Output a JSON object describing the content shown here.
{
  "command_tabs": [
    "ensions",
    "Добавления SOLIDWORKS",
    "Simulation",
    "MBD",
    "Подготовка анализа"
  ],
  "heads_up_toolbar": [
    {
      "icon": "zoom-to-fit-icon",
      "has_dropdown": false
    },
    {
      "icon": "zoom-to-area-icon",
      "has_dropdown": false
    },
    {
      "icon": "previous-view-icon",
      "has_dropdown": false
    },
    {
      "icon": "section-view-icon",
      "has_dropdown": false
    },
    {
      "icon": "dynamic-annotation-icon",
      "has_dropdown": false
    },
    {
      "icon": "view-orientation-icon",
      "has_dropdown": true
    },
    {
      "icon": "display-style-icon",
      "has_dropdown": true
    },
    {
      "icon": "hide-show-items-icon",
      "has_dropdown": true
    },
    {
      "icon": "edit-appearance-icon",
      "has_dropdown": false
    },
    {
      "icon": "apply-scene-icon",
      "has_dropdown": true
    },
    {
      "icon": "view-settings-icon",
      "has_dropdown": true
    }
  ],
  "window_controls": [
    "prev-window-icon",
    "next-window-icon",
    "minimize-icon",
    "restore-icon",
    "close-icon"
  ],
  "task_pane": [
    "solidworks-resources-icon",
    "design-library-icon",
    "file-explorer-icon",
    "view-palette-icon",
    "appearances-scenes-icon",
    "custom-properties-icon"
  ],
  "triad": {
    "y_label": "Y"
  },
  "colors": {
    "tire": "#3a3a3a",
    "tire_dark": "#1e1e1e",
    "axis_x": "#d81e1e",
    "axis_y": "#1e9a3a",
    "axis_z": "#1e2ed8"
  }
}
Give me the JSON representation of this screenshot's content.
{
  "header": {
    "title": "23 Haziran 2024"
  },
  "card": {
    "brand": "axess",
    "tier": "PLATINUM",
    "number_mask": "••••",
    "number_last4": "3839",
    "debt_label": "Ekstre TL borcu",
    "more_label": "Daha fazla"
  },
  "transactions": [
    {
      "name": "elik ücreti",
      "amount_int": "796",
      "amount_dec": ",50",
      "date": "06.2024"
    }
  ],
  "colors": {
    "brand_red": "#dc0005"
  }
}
__________________________________________________
### Goal
From the line containing "Give me the" through the closing line of the material above, return every line exactly and omit all others.

### Answer for this exercise
Give me the JSON representation of this screenshot's content.
{
  "header": {
    "title": "23 Haziran 2024"
  },
  "card": {
    "brand": "axess",
    "tier": "PLATINUM",
    "number_mask": "••••",
    "number_last4": "3839",
    "debt_label": "Ekstre TL borcu",
    "more_label": "Daha fazla"
  },
  "transactions": [
    {
      "name": "elik ücreti",
      "amount_int": "796",
      "amount_dec": ",50",
      "date": "06.2024"
    }
  ],
  "colors": {
    "brand_red": "#dc0005"
  }
}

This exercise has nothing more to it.